Entries from a dataset

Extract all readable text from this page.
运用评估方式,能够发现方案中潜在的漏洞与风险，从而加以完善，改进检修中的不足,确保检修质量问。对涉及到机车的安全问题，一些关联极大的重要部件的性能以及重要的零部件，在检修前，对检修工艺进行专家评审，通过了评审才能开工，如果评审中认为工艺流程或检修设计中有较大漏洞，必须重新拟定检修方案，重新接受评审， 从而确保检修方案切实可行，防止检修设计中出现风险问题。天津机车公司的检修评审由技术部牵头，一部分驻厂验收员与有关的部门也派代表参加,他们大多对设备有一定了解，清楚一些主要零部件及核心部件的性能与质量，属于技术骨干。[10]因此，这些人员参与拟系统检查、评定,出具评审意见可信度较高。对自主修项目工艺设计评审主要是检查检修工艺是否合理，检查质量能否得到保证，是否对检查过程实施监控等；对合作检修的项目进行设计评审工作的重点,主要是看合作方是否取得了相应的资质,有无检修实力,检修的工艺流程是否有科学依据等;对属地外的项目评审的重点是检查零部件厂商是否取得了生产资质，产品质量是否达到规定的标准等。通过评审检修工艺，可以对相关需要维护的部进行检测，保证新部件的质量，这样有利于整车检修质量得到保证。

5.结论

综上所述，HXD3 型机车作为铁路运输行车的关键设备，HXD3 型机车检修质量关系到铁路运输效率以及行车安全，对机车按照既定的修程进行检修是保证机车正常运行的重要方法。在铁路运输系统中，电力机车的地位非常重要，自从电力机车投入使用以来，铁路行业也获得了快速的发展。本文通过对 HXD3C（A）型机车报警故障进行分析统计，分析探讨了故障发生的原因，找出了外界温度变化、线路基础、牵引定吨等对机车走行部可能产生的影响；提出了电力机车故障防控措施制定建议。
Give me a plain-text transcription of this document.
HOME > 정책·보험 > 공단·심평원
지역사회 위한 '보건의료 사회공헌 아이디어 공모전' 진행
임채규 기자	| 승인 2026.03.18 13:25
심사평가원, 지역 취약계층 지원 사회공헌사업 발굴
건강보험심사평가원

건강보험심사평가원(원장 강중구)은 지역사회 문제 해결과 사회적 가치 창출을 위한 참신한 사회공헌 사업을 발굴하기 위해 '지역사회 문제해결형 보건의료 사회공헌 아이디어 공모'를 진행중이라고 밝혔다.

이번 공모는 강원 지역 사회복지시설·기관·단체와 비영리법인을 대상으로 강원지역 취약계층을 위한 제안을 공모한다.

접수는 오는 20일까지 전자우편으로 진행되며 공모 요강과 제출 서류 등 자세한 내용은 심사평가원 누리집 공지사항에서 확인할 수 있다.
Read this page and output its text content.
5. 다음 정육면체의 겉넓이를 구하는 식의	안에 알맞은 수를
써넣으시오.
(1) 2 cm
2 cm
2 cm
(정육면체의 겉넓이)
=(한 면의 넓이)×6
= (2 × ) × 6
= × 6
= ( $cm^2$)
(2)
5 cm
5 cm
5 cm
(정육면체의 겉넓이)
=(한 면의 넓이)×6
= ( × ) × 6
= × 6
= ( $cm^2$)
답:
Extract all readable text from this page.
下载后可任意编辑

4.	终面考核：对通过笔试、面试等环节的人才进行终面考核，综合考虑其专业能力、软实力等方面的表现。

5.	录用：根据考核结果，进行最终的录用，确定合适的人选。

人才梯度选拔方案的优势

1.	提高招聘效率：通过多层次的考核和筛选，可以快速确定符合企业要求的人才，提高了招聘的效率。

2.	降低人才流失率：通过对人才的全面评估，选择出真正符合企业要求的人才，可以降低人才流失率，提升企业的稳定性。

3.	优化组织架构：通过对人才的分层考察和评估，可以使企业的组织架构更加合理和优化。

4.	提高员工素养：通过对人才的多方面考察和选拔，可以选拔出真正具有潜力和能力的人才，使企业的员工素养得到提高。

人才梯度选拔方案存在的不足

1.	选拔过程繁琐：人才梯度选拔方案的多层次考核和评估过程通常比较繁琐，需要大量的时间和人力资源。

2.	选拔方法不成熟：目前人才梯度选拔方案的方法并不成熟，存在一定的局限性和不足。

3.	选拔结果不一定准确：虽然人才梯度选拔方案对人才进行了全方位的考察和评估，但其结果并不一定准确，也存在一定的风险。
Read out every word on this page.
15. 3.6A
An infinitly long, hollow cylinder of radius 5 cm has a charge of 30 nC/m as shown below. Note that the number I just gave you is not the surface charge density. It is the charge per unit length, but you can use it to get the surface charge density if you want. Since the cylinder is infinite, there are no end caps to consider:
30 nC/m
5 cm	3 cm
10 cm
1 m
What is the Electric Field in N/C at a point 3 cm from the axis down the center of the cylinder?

--- Exercise task ---
Report each line in the preceding entries that holds the string "아이디어".

--- Complete response ---
지역사회 위한 '보건의료 사회공헌 아이디어 공모전' 진행
건강보험심사평가원(원장 강중구)은 지역사회 문제 해결과 사회적 가치 창출을 위한 참신한 사회공헌 사업을 발굴하기 위해 '지역사회 문제해결형 보건의료 사회공헌 아이디어 공모'를 진행중이라고 밝혔다.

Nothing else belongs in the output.